**Element location listings**
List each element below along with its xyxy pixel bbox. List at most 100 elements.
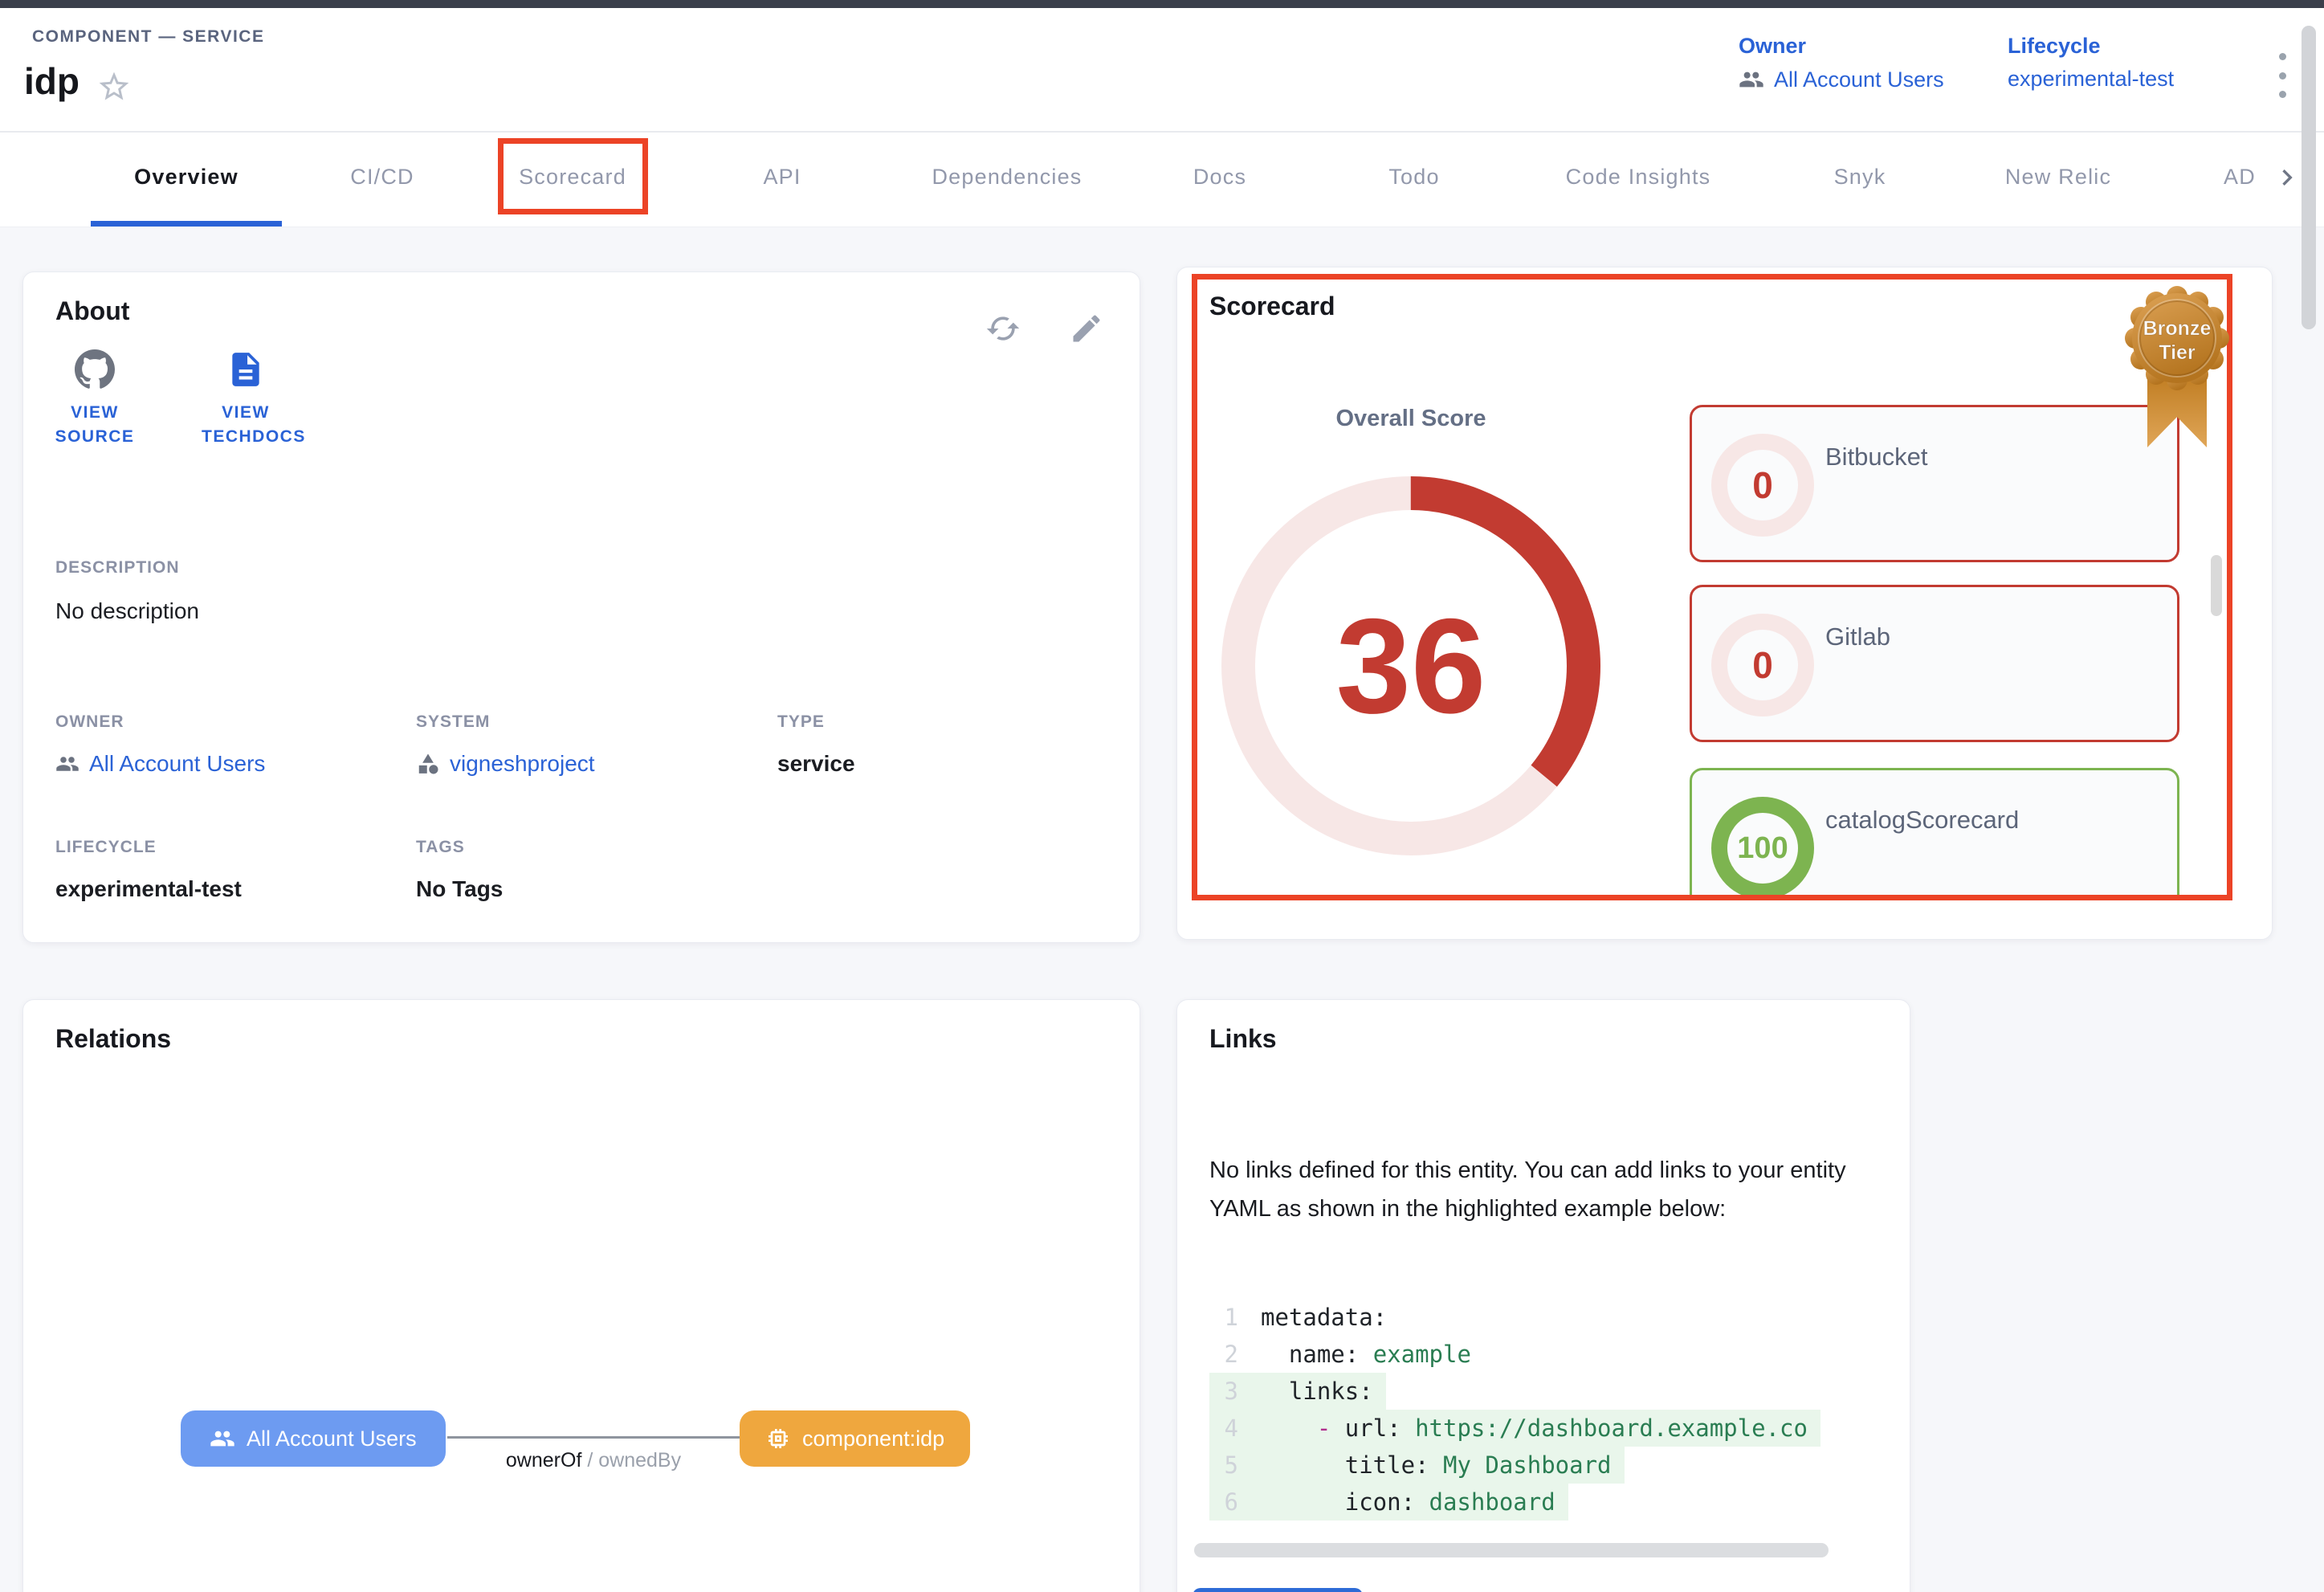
code-line-highlighted: 6 icon: dashboard — [1209, 1484, 1894, 1521]
description-value: No description — [55, 598, 199, 624]
tab-docs[interactable]: Docs — [1193, 133, 1246, 221]
tab-dependencies[interactable]: Dependencies — [932, 133, 1082, 221]
tab-api[interactable]: API — [763, 133, 801, 221]
scorecard-card: Scorecard Overall Score 36 0 Bitbucket 0 — [1176, 267, 2273, 940]
active-tab-indicator — [91, 221, 282, 227]
relation-node-label: All Account Users — [247, 1427, 417, 1451]
view-source-button[interactable]: VIEW SOURCE — [35, 349, 155, 449]
code-line: 2 name: example — [1209, 1336, 1894, 1373]
overall-score-value: 36 — [1218, 473, 1604, 859]
bronze-tier-badge: Bronze Tier — [2109, 280, 2245, 465]
primary-action-button[interactable] — [1193, 1588, 1363, 1592]
scorecard-item-list: 0 Bitbucket 0 Gitlab 100 catalogScorecar… — [1690, 398, 2184, 897]
view-source-label: VIEW SOURCE — [51, 401, 139, 449]
lifecycle-field-label: LIFECYCLE — [55, 838, 157, 857]
system-field-value: vigneshproject — [416, 751, 595, 777]
entity-page: COMPONENT — SERVICE idp Owner All Accoun… — [0, 0, 2324, 1592]
relations-card-title: Relations — [55, 1024, 171, 1054]
badge-text-line2: Tier — [2159, 341, 2196, 364]
links-empty-message: No links defined for this entity. You ca… — [1209, 1151, 1881, 1228]
refresh-icon[interactable] — [985, 311, 1021, 346]
owner-field-value: All Account Users — [55, 751, 265, 777]
code-horizontal-scrollbar[interactable] — [1194, 1543, 1829, 1557]
relation-node-component[interactable]: component:idp — [740, 1410, 970, 1467]
lifecycle-label: Lifecycle — [2008, 34, 2174, 59]
yaml-example-code-block: 1metadata: 2 name: example 3 links: 4 - … — [1209, 1299, 1894, 1521]
edge-separator: / — [581, 1449, 598, 1472]
tags-field-value: No Tags — [416, 876, 503, 902]
tab-scorecard[interactable]: Scorecard — [519, 133, 626, 221]
page-title: idp — [24, 59, 80, 103]
system-entity-link[interactable]: vigneshproject — [416, 751, 595, 777]
people-icon — [210, 1426, 235, 1451]
relation-edge-label: ownerOf / ownedBy — [447, 1449, 740, 1472]
tab-adrs-clipped[interactable]: ADRs — [2224, 133, 2256, 221]
owner-label: Owner — [1739, 34, 1944, 59]
page-vertical-scrollbar[interactable] — [2302, 26, 2316, 329]
entity-kind-eyebrow: COMPONENT — SERVICE — [32, 27, 264, 47]
scorecard-item-gitlab[interactable]: 0 Gitlab — [1690, 585, 2179, 742]
relation-node-owner[interactable]: All Account Users — [181, 1410, 446, 1467]
edit-pencil-icon[interactable] — [1069, 311, 1104, 346]
links-card-title: Links — [1209, 1024, 1277, 1054]
type-field-label: TYPE — [777, 712, 825, 732]
owner-value: All Account Users — [1774, 67, 1944, 92]
header-lifecycle: Lifecycle experimental-test — [2008, 34, 2174, 92]
tab-overview[interactable]: Overview — [134, 133, 239, 221]
type-field-value: service — [777, 751, 855, 777]
scorecard-item-catalogscorecard[interactable]: 100 catalogScorecard — [1690, 768, 2179, 897]
view-techdocs-button[interactable]: VIEW TECHDOCS — [186, 349, 306, 449]
scorecard-item-name: Bitbucket — [1825, 443, 1928, 471]
description-label: DESCRIPTION — [55, 558, 180, 578]
owner-link[interactable]: All Account Users — [1739, 67, 1944, 92]
score-value: 100 — [1711, 797, 1814, 897]
owner-link-text: All Account Users — [89, 751, 265, 777]
system-category-icon — [416, 752, 440, 776]
tab-todo[interactable]: Todo — [1388, 133, 1439, 221]
tab-code-insights[interactable]: Code Insights — [1566, 133, 1711, 221]
tab-new-relic[interactable]: New Relic — [2005, 133, 2111, 221]
browser-top-bar — [0, 0, 2324, 8]
techdocs-document-icon — [226, 349, 266, 390]
scorecard-item-name: catalogScorecard — [1825, 806, 2019, 835]
code-line-highlighted: 5 title: My Dashboard — [1209, 1447, 1894, 1484]
code-line: 1metadata: — [1209, 1299, 1894, 1336]
owner-field-label: OWNER — [55, 712, 124, 732]
score-ring: 0 — [1711, 434, 1814, 537]
tags-field-label: TAGS — [416, 838, 465, 857]
links-card: Links No links defined for this entity. … — [1176, 999, 1910, 1592]
score-value: 0 — [1711, 434, 1814, 537]
tabs-scroll-chevron-right-icon[interactable] — [2271, 161, 2303, 194]
github-icon — [75, 349, 115, 390]
favorite-star-icon[interactable] — [96, 69, 132, 104]
edge-primary-label: ownerOf — [506, 1449, 581, 1472]
people-icon — [55, 752, 80, 776]
entity-header: COMPONENT — SERVICE idp Owner All Accoun… — [0, 8, 2324, 133]
about-card: About VIEW SOURCE VIEW TECHDOCS DESCRIPT… — [22, 271, 1140, 943]
component-chip-icon — [765, 1426, 791, 1451]
code-line-highlighted: 4 - url: https://dashboard.example.co — [1209, 1410, 1894, 1447]
scorecard-item-bitbucket[interactable]: 0 Bitbucket — [1690, 405, 2179, 562]
owner-entity-link[interactable]: All Account Users — [55, 751, 265, 777]
scorecard-item-name: Gitlab — [1825, 623, 1890, 651]
view-techdocs-label: VIEW TECHDOCS — [202, 401, 290, 449]
header-owner: Owner All Account Users — [1739, 34, 1944, 92]
code-line-highlighted: 3 links: — [1209, 1373, 1894, 1410]
score-value: 0 — [1711, 614, 1814, 716]
scorecard-list-scrollbar[interactable] — [2211, 555, 2222, 616]
edge-secondary-label: ownedBy — [598, 1449, 681, 1472]
system-field-label: SYSTEM — [416, 712, 490, 732]
scorecard-card-title: Scorecard — [1209, 292, 1335, 321]
badge-text-line1: Bronze — [2143, 317, 2212, 340]
overall-score-label: Overall Score — [1210, 406, 1612, 432]
entity-tabs: Overview CI/CD Scorecard API Dependencie… — [0, 133, 2324, 227]
lifecycle-field-value: experimental-test — [55, 876, 242, 902]
tab-cicd[interactable]: CI/CD — [350, 133, 414, 221]
people-icon — [1739, 67, 1764, 92]
score-ring: 100 — [1711, 797, 1814, 897]
more-options-kebab-icon[interactable] — [2266, 53, 2298, 98]
tab-snyk[interactable]: Snyk — [1834, 133, 1886, 221]
overall-score-donut: 36 — [1218, 473, 1604, 859]
relation-edge-line — [447, 1436, 740, 1439]
about-card-title: About — [55, 296, 129, 326]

**Challenge**
Gather every line in the rows above that contains the string "about" and list those lines.

**Exercise solution**
about-card: About VIEW SOURCE VIEW TECHDOCS DESCRIPT… — [22, 271, 1140, 943]
about-card-title: About — [55, 296, 129, 326]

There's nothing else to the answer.